Task objective: Look over the entries that follow and work out how many lines contain "Langue". State the number only.

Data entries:
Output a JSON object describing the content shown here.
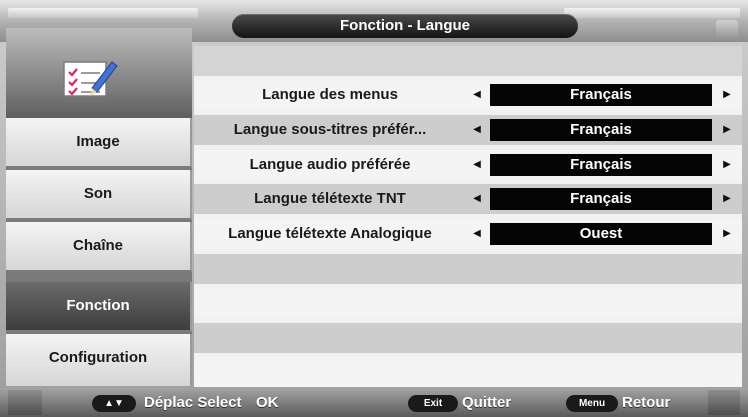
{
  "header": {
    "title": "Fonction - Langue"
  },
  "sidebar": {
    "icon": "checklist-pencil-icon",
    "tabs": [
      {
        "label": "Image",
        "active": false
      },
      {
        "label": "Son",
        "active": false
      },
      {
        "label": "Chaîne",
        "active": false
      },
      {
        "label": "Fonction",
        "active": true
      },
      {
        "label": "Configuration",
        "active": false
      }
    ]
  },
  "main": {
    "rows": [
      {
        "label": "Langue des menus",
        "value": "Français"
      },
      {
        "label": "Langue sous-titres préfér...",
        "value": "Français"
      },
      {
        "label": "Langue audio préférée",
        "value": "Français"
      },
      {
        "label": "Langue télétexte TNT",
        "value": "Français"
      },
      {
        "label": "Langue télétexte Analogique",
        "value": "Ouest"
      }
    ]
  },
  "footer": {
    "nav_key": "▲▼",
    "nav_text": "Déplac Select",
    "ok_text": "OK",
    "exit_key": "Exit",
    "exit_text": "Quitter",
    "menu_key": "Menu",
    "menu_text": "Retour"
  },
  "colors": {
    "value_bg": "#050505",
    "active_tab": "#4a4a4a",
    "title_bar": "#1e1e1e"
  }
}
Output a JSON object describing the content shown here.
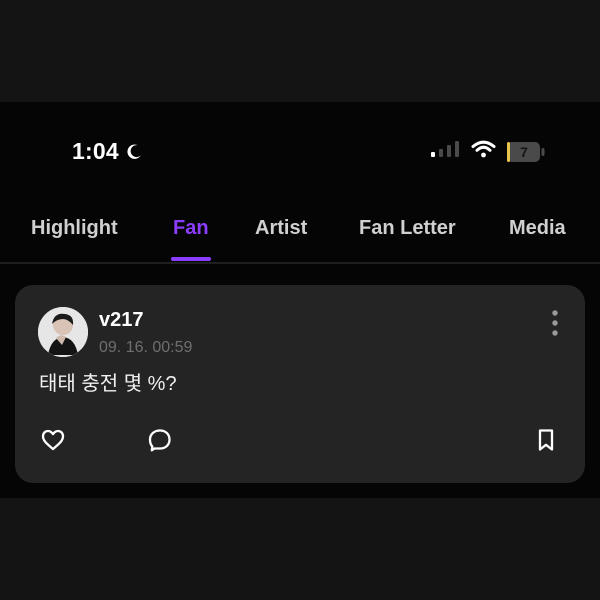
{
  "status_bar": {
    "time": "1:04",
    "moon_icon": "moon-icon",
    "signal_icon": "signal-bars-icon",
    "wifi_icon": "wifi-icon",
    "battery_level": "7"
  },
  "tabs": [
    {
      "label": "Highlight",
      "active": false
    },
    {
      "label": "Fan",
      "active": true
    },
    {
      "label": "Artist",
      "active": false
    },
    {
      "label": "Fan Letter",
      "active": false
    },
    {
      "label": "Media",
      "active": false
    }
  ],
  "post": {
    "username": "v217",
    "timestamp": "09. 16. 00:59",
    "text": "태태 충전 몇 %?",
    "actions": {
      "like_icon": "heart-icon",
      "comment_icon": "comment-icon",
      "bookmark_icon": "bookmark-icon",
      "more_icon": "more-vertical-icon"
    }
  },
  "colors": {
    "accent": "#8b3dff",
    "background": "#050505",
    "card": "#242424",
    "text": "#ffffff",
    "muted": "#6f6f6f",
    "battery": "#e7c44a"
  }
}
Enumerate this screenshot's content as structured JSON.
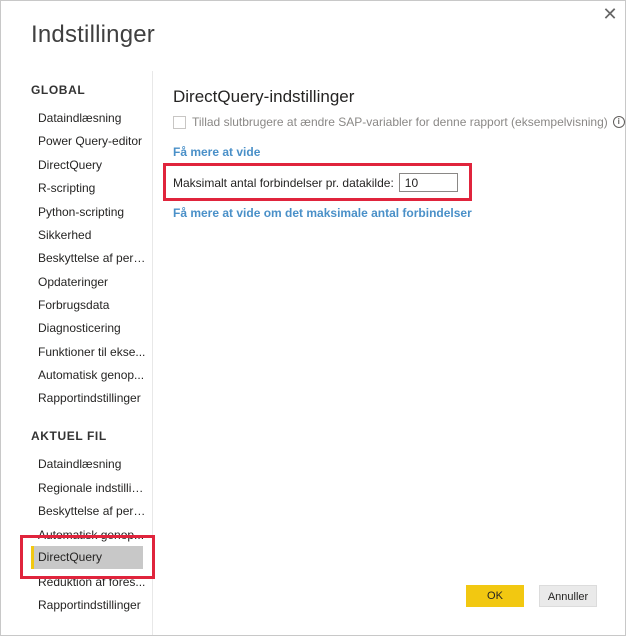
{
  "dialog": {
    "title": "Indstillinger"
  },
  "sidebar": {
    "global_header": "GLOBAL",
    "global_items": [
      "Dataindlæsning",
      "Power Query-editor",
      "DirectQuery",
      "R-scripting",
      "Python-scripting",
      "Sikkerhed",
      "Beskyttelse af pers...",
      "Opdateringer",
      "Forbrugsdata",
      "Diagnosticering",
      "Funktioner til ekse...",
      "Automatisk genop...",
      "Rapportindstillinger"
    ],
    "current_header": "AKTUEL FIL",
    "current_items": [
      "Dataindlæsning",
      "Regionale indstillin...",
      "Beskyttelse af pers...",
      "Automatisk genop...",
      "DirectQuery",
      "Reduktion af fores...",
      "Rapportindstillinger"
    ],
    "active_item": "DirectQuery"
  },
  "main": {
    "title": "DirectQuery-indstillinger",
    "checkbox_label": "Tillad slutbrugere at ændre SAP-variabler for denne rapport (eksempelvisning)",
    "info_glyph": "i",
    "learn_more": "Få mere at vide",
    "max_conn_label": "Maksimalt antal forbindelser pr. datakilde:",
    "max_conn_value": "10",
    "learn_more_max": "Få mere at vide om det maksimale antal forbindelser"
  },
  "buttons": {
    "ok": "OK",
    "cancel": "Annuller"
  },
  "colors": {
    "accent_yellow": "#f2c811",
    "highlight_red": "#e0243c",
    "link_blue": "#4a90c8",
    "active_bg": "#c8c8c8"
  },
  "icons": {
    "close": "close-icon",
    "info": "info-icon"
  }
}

...

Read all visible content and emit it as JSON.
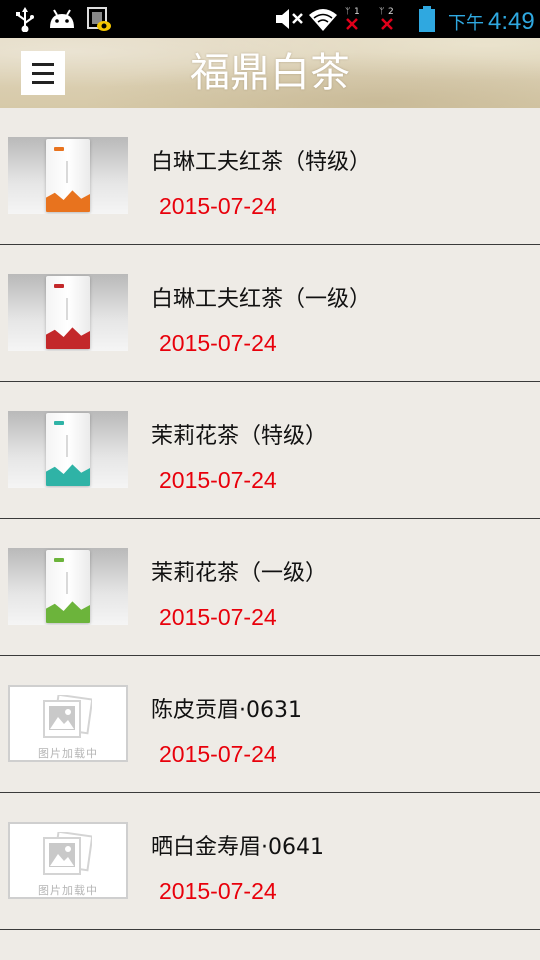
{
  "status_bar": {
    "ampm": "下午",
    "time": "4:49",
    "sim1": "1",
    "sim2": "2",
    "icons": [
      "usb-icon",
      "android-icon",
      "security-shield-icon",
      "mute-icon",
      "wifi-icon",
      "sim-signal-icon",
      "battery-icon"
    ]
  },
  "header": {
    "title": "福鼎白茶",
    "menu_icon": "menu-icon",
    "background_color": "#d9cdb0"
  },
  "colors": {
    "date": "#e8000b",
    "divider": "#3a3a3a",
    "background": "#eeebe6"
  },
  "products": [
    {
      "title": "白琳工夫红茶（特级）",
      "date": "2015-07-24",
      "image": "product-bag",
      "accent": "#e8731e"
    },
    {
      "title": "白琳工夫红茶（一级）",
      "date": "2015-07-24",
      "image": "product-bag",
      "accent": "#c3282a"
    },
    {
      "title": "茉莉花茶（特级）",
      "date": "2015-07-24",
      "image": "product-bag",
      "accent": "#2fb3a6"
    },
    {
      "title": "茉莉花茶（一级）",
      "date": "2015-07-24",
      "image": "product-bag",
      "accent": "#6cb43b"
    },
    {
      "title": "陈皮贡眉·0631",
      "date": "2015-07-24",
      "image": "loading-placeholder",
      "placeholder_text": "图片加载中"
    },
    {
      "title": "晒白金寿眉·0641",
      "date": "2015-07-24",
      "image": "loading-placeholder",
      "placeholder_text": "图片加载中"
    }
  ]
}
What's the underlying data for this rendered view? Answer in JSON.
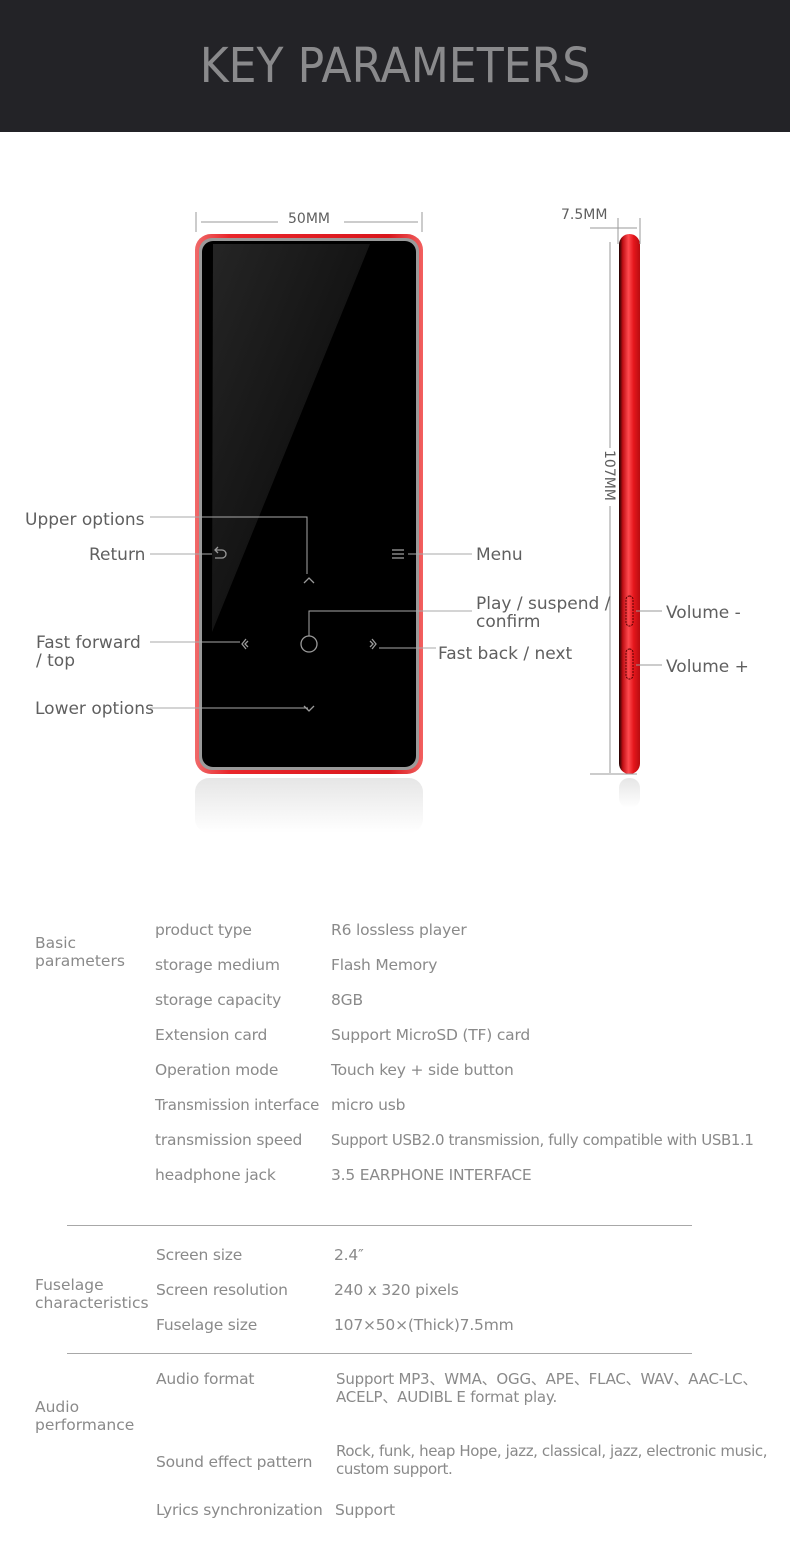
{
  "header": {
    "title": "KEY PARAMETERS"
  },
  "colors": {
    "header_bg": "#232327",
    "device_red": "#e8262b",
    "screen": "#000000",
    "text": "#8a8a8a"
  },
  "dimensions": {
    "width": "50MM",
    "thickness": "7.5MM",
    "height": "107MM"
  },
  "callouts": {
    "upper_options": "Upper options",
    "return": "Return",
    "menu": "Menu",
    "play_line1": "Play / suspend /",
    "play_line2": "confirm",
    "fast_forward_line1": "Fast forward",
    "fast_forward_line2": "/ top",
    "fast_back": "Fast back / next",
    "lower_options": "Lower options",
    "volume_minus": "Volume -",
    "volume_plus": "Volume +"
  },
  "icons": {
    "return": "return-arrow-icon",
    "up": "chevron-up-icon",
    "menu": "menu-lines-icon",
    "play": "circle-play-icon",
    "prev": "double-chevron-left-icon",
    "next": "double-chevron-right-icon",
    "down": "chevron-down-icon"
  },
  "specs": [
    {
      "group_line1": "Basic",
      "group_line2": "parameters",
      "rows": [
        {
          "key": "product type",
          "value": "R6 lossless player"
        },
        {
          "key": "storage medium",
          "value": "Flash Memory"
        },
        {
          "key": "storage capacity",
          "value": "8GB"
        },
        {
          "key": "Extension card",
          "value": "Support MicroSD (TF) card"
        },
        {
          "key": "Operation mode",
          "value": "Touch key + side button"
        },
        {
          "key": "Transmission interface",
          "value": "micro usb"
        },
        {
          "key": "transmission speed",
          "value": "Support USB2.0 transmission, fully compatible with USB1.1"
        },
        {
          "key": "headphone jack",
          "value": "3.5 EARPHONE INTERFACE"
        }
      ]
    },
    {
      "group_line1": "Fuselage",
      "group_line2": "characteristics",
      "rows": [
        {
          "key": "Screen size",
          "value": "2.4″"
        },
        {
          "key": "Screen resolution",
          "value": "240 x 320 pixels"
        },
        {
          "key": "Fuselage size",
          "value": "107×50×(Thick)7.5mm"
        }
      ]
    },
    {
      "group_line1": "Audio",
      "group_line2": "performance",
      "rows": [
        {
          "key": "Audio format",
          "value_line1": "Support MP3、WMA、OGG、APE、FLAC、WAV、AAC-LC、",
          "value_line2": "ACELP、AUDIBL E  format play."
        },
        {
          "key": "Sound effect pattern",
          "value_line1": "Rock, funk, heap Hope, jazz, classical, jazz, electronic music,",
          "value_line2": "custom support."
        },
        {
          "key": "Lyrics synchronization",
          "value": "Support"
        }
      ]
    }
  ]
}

Expected output: 6